Exercise prompt: Please write out the material below exactly as given.

### Data for processing

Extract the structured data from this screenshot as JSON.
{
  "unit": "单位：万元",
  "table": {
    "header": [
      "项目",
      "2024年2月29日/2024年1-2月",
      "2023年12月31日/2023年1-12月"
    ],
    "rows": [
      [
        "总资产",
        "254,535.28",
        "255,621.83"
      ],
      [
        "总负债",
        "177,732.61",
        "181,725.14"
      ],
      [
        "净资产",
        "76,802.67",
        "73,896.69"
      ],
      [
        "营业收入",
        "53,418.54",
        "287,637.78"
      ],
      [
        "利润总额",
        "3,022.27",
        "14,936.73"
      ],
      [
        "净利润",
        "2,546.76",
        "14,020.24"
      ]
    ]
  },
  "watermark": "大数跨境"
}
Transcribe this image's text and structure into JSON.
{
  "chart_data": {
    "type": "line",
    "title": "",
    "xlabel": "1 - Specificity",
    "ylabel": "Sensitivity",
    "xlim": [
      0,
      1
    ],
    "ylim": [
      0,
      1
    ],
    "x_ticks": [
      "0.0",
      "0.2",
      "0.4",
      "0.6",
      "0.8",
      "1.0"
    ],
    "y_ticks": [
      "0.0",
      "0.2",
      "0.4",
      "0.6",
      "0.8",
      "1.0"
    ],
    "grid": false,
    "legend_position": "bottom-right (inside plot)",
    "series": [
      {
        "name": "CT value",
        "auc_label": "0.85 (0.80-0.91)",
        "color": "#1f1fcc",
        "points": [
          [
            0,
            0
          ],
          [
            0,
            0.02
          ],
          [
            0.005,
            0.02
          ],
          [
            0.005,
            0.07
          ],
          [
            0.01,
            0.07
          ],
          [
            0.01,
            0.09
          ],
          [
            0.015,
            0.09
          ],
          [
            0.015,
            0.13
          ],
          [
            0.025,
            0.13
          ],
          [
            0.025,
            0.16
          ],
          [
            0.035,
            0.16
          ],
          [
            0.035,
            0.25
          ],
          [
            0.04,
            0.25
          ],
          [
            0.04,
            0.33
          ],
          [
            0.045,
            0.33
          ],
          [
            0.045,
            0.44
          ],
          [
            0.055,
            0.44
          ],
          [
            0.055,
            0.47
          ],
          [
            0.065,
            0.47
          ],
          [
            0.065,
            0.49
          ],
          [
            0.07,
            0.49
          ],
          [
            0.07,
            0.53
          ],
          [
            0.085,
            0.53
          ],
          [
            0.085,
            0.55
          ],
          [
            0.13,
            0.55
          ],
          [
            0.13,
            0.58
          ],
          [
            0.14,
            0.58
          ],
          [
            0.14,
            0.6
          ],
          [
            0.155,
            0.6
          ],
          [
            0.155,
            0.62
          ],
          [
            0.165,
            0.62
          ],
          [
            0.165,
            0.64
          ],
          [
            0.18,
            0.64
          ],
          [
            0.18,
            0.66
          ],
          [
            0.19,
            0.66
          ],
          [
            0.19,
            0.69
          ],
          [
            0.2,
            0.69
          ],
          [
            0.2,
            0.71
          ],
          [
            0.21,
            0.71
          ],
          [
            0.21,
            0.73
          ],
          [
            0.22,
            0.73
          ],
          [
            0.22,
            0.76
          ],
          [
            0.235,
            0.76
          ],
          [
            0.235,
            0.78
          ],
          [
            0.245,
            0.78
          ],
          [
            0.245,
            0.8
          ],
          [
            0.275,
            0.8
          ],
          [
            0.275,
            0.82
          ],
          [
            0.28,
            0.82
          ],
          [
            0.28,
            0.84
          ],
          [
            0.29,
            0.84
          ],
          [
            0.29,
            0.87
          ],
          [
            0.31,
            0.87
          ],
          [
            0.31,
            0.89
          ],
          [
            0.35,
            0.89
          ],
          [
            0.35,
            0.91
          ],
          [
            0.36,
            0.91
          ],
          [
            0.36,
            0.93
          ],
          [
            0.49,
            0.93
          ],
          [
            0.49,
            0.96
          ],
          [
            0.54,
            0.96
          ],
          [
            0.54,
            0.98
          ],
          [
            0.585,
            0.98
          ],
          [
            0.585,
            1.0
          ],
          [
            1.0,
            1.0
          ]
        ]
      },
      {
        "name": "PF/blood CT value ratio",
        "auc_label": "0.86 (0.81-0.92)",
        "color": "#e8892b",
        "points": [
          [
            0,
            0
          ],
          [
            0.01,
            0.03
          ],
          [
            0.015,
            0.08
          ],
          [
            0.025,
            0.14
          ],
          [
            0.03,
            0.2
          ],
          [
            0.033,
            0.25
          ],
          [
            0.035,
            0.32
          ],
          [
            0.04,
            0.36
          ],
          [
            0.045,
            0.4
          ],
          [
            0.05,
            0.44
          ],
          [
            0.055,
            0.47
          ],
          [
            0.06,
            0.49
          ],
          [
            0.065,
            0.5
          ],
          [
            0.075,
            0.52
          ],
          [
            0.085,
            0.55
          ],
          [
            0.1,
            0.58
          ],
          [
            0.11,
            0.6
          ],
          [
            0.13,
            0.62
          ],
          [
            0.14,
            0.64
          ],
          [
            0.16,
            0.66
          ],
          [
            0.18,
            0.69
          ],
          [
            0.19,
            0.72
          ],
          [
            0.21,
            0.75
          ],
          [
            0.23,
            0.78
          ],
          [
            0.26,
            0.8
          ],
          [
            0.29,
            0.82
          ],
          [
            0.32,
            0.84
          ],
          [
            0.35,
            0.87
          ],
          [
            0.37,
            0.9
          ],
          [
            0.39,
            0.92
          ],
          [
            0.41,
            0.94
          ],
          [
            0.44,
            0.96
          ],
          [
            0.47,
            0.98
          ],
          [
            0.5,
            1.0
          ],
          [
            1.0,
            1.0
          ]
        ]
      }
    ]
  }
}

######

Answer to this task:
Extract the structured data from this screenshot as JSON.
{
  "unit": "单位：万元",
  "table": {
    "header": [
      "项目",
      "2024年2月29日/2024年1-2月",
      "2023年12月31日/2023年1-12月"
    ],
    "rows": [
      [
        "总资产",
        "254,535.28",
        "255,621.83"
      ],
      [
        "总负债",
        "177,732.61",
        "181,725.14"
      ],
      [
        "净资产",
        "76,802.67",
        "73,896.69"
      ],
      [
        "营业收入",
        "53,418.54",
        "287,637.78"
      ],
      [
        "利润总额",
        "3,022.27",
        "14,936.73"
      ],
      [
        "净利润",
        "2,546.76",
        "14,020.24"
      ]
    ]
  },
  "watermark": "大数跨境"
}
Transcribe this image's text and structure into JSON.
{
  "chart_data": {
    "type": "line",
    "title": "",
    "xlabel": "1 - Specificity",
    "ylabel": "Sensitivity",
    "xlim": [
      0,
      1
    ],
    "ylim": [
      0,
      1
    ],
    "x_ticks": [
      "0.0",
      "0.2",
      "0.4",
      "0.6",
      "0.8",
      "1.0"
    ],
    "y_ticks": [
      "0.0",
      "0.2",
      "0.4",
      "0.6",
      "0.8",
      "1.0"
    ],
    "grid": false,
    "legend_position": "bottom-right (inside plot)",
    "series": [
      {
        "name": "CT value",
        "auc_label": "0.85 (0.80-0.91)",
        "color": "#1f1fcc",
        "points": [
          [
            0,
            0
          ],
          [
            0,
            0.02
          ],
          [
            0.005,
            0.02
          ],
          [
            0.005,
            0.07
          ],
          [
            0.01,
            0.07
          ],
          [
            0.01,
            0.09
          ],
          [
            0.015,
            0.09
          ],
          [
            0.015,
            0.13
          ],
          [
            0.025,
            0.13
          ],
          [
            0.025,
            0.16
          ],
          [
            0.035,
            0.16
          ],
          [
            0.035,
            0.25
          ],
          [
            0.04,
            0.25
          ],
          [
            0.04,
            0.33
          ],
          [
            0.045,
            0.33
          ],
          [
            0.045,
            0.44
          ],
          [
            0.055,
            0.44
          ],
          [
            0.055,
            0.47
          ],
          [
            0.065,
            0.47
          ],
          [
            0.065,
            0.49
          ],
          [
            0.07,
            0.49
          ],
          [
            0.07,
            0.53
          ],
          [
            0.085,
            0.53
          ],
          [
            0.085,
            0.55
          ],
          [
            0.13,
            0.55
          ],
          [
            0.13,
            0.58
          ],
          [
            0.14,
            0.58
          ],
          [
            0.14,
            0.6
          ],
          [
            0.155,
            0.6
          ],
          [
            0.155,
            0.62
          ],
          [
            0.165,
            0.62
          ],
          [
            0.165,
            0.64
          ],
          [
            0.18,
            0.64
          ],
          [
            0.18,
            0.66
          ],
          [
            0.19,
            0.66
          ],
          [
            0.19,
            0.69
          ],
          [
            0.2,
            0.69
          ],
          [
            0.2,
            0.71
          ],
          [
            0.21,
            0.71
          ],
          [
            0.21,
            0.73
          ],
          [
            0.22,
            0.73
          ],
          [
            0.22,
            0.76
          ],
          [
            0.235,
            0.76
          ],
          [
            0.235,
            0.78
          ],
          [
            0.245,
            0.78
          ],
          [
            0.245,
            0.8
          ],
          [
            0.275,
            0.8
          ],
          [
            0.275,
            0.82
          ],
          [
            0.28,
            0.82
          ],
          [
            0.28,
            0.84
          ],
          [
            0.29,
            0.84
          ],
          [
            0.29,
            0.87
          ],
          [
            0.31,
            0.87
          ],
          [
            0.31,
            0.89
          ],
          [
            0.35,
            0.89
          ],
          [
            0.35,
            0.91
          ],
          [
            0.36,
            0.91
          ],
          [
            0.36,
            0.93
          ],
          [
            0.49,
            0.93
          ],
          [
            0.49,
            0.96
          ],
          [
            0.54,
            0.96
          ],
          [
            0.54,
            0.98
          ],
          [
            0.585,
            0.98
          ],
          [
            0.585,
            1.0
          ],
          [
            1.0,
            1.0
          ]
        ]
      },
      {
        "name": "PF/blood CT value ratio",
        "auc_label": "0.86 (0.81-0.92)",
        "color": "#e8892b",
        "points": [
          [
            0,
            0
          ],
          [
            0.01,
            0.03
          ],
          [
            0.015,
            0.08
          ],
          [
            0.025,
            0.14
          ],
          [
            0.03,
            0.2
          ],
          [
            0.033,
            0.25
          ],
          [
            0.035,
            0.32
          ],
          [
            0.04,
            0.36
          ],
          [
            0.045,
            0.4
          ],
          [
            0.05,
            0.44
          ],
          [
            0.055,
            0.47
          ],
          [
            0.06,
            0.49
          ],
          [
            0.065,
            0.5
          ],
          [
            0.075,
            0.52
          ],
          [
            0.085,
            0.55
          ],
          [
            0.1,
            0.58
          ],
          [
            0.11,
            0.6
          ],
          [
            0.13,
            0.62
          ],
          [
            0.14,
            0.64
          ],
          [
            0.16,
            0.66
          ],
          [
            0.18,
            0.69
          ],
          [
            0.19,
            0.72
          ],
          [
            0.21,
            0.75
          ],
          [
            0.23,
            0.78
          ],
          [
            0.26,
            0.8
          ],
          [
            0.29,
            0.82
          ],
          [
            0.32,
            0.84
          ],
          [
            0.35,
            0.87
          ],
          [
            0.37,
            0.9
          ],
          [
            0.39,
            0.92
          ],
          [
            0.41,
            0.94
          ],
          [
            0.44,
            0.96
          ],
          [
            0.47,
            0.98
          ],
          [
            0.5,
            1.0
          ],
          [
            1.0,
            1.0
          ]
        ]
      }
    ]
  }
}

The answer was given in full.